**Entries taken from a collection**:
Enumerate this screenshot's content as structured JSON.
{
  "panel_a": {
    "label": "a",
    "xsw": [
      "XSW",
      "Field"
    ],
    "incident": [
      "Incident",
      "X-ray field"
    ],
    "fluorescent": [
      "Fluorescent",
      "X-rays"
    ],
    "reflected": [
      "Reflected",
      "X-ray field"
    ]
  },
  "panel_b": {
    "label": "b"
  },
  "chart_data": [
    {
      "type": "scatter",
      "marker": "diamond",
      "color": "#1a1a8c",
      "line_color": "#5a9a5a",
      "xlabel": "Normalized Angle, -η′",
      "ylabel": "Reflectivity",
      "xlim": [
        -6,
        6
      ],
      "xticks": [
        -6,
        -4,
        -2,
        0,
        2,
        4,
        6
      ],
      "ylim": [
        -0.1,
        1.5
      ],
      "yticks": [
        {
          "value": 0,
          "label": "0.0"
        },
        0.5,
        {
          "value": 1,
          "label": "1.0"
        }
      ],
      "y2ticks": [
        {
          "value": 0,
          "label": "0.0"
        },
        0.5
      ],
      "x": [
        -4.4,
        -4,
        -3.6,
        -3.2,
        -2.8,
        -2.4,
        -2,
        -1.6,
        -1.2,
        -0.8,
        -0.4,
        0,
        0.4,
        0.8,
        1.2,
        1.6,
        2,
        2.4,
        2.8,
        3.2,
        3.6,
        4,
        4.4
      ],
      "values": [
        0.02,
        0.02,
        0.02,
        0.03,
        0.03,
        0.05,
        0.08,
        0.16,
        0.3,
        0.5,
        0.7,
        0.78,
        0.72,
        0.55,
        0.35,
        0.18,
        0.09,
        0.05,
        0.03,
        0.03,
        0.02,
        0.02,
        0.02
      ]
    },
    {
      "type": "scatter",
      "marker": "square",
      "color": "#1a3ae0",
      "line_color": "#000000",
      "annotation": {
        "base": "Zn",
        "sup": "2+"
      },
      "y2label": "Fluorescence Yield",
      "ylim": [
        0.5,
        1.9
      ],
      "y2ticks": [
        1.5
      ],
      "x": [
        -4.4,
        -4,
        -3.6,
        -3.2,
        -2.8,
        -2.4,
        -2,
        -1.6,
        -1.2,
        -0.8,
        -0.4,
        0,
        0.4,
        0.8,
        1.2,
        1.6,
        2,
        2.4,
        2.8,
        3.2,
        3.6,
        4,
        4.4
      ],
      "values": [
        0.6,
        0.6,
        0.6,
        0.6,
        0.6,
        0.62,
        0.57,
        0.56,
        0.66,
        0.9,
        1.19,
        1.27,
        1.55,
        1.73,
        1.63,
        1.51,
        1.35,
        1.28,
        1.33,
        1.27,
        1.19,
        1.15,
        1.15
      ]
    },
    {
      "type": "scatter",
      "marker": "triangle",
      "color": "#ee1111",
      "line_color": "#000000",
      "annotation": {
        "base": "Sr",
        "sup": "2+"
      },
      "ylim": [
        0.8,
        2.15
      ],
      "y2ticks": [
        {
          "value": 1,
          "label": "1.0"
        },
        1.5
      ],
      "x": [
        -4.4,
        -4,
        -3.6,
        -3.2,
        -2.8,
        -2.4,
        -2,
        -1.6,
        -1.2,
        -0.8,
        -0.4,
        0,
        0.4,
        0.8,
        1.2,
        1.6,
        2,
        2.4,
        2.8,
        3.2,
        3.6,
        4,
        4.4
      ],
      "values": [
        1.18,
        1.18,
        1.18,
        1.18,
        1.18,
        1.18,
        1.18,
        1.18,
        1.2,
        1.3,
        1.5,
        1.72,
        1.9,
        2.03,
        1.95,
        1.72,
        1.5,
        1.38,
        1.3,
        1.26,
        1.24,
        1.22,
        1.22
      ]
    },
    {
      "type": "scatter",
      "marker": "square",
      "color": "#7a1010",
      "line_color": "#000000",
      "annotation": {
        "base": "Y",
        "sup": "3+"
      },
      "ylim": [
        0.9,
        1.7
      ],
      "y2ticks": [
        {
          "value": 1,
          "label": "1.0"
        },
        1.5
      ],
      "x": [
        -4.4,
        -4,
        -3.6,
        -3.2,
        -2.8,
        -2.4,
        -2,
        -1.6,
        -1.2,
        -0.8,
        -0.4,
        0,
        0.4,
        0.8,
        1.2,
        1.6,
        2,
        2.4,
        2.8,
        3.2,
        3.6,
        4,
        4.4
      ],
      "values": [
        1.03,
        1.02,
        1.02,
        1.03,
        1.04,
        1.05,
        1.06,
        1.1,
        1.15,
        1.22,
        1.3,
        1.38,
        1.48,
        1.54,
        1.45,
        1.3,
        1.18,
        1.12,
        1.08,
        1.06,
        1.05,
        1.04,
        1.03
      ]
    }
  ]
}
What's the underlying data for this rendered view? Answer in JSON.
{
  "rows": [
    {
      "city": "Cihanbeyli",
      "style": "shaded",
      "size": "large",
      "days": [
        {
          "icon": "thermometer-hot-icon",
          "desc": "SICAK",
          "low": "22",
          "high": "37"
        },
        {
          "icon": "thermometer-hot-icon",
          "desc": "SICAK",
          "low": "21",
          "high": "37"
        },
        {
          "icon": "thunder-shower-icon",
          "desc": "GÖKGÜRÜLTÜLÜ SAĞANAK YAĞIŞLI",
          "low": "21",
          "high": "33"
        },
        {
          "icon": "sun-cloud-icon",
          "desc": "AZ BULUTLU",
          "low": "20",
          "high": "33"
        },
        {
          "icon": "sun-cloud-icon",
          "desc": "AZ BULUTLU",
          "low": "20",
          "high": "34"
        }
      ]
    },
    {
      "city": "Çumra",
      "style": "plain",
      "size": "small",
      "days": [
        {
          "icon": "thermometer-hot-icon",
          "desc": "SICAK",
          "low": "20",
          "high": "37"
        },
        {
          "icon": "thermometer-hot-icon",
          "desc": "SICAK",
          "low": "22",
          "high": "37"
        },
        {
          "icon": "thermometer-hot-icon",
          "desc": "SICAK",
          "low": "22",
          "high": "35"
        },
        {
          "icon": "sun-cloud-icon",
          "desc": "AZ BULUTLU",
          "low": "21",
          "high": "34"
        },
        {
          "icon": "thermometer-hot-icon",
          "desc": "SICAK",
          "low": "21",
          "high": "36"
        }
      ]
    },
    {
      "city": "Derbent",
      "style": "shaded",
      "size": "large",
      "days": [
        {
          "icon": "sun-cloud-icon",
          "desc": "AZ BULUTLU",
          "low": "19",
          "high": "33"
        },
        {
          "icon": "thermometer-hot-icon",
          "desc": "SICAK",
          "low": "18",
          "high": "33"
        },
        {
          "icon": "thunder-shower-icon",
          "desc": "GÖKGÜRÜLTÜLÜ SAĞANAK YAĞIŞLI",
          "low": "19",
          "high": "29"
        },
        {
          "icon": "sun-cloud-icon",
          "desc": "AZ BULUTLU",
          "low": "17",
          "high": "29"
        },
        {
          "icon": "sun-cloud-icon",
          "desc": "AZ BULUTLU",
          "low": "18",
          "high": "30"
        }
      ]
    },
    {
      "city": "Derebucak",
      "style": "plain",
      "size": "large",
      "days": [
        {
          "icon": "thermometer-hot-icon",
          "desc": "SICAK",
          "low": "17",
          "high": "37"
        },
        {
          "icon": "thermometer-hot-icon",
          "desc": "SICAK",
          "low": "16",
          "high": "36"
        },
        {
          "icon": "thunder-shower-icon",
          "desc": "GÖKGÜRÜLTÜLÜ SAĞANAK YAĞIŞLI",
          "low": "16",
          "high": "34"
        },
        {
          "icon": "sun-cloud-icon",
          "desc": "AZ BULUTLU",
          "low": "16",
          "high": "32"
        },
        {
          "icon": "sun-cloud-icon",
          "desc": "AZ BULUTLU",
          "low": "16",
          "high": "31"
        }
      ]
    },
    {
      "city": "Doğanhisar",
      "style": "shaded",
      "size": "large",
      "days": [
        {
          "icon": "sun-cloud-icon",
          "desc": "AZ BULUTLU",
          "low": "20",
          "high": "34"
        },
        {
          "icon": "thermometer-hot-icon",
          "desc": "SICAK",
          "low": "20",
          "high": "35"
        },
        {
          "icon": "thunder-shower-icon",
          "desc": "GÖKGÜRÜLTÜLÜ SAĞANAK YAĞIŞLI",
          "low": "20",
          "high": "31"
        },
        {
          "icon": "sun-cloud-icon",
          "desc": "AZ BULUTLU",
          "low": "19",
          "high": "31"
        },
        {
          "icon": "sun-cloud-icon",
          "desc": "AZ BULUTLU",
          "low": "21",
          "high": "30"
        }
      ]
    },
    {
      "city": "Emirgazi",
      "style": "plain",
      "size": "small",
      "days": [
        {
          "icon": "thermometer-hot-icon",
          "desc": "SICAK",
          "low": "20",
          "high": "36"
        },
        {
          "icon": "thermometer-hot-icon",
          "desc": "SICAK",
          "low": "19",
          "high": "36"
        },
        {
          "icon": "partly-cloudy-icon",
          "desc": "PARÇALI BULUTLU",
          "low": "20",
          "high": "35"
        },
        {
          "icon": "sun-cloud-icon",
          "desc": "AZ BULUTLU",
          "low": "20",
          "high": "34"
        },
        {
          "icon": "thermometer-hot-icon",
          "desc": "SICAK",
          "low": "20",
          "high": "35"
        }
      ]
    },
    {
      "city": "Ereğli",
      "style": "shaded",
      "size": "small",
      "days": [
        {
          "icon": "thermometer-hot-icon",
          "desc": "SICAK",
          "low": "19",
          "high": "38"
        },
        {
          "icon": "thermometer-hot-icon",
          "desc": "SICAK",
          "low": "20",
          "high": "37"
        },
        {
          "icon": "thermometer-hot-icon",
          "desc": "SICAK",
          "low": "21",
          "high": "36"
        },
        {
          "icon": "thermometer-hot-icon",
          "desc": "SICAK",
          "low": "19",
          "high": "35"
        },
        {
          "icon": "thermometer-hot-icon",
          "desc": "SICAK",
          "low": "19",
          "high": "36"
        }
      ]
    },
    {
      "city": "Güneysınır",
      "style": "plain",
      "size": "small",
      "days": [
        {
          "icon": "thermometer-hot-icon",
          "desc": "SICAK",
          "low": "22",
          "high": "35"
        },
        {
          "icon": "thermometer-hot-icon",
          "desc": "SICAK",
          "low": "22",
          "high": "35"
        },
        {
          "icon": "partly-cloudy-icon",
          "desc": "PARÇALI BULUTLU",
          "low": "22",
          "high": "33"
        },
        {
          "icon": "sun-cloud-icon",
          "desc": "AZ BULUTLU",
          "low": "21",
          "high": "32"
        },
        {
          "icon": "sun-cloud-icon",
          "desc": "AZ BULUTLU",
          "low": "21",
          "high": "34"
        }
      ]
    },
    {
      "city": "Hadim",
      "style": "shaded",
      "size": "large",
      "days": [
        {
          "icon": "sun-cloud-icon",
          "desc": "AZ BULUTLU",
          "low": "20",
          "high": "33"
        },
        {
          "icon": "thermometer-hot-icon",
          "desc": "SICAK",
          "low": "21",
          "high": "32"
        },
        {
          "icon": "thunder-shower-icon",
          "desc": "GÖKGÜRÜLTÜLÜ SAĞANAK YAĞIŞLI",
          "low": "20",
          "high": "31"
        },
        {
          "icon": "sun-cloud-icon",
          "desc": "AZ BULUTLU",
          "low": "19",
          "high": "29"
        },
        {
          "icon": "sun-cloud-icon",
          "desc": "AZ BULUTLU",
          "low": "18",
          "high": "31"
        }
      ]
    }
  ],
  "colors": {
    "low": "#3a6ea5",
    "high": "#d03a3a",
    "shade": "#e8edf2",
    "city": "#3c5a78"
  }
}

**EXERCISE DETAILS**:
Copy every line above that holds the word "JSON".

**RESULT FOR THIS TASK**:
Enumerate this screenshot's content as structured JSON.
What's the underlying data for this rendered view? Answer in JSON.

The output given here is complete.